Figure data in JSON
---+---

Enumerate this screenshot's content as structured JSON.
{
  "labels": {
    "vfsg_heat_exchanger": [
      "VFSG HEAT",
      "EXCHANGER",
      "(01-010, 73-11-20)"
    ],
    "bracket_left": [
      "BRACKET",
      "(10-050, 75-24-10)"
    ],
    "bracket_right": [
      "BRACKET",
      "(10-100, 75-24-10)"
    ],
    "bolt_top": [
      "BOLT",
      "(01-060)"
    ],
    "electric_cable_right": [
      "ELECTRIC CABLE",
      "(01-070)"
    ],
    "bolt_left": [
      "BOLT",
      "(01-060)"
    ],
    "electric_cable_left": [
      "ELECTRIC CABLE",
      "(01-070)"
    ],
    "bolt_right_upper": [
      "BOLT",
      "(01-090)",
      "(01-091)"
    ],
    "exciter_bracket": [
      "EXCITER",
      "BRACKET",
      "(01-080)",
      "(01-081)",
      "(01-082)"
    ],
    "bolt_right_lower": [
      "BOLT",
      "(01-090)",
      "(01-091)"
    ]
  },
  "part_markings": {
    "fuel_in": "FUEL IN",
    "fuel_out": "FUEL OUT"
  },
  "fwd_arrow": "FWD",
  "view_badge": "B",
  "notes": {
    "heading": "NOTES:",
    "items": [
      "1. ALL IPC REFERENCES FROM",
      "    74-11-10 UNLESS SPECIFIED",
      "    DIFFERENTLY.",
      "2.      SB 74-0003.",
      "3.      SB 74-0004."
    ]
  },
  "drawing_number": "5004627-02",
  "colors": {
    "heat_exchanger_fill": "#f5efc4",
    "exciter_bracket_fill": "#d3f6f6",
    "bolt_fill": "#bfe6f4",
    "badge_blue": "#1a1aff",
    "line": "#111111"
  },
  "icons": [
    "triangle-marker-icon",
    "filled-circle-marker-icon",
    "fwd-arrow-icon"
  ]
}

---+---

→ **Work instructions**:
Return the listing above word for word.

→ **Output of the exercise**:
Enumerate this screenshot's content as structured JSON.
{
  "labels": {
    "vfsg_heat_exchanger": [
      "VFSG HEAT",
      "EXCHANGER",
      "(01-010, 73-11-20)"
    ],
    "bracket_left": [
      "BRACKET",
      "(10-050, 75-24-10)"
    ],
    "bracket_right": [
      "BRACKET",
      "(10-100, 75-24-10)"
    ],
    "bolt_top": [
      "BOLT",
      "(01-060)"
    ],
    "electric_cable_right": [
      "ELECTRIC CABLE",
      "(01-070)"
    ],
    "bolt_left": [
      "BOLT",
      "(01-060)"
    ],
    "electric_cable_left": [
      "ELECTRIC CABLE",
      "(01-070)"
    ],
    "bolt_right_upper": [
      "BOLT",
      "(01-090)",
      "(01-091)"
    ],
    "exciter_bracket": [
      "EXCITER",
      "BRACKET",
      "(01-080)",
      "(01-081)",
      "(01-082)"
    ],
    "bolt_right_lower": [
      "BOLT",
      "(01-090)",
      "(01-091)"
    ]
  },
  "part_markings": {
    "fuel_in": "FUEL IN",
    "fuel_out": "FUEL OUT"
  },
  "fwd_arrow": "FWD",
  "view_badge": "B",
  "notes": {
    "heading": "NOTES:",
    "items": [
      "1. ALL IPC REFERENCES FROM",
      "    74-11-10 UNLESS SPECIFIED",
      "    DIFFERENTLY.",
      "2.      SB 74-0003.",
      "3.      SB 74-0004."
    ]
  },
  "drawing_number": "5004627-02",
  "colors": {
    "heat_exchanger_fill": "#f5efc4",
    "exciter_bracket_fill": "#d3f6f6",
    "bolt_fill": "#bfe6f4",
    "badge_blue": "#1a1aff",
    "line": "#111111"
  },
  "icons": [
    "triangle-marker-icon",
    "filled-circle-marker-icon",
    "fwd-arrow-icon"
  ]
}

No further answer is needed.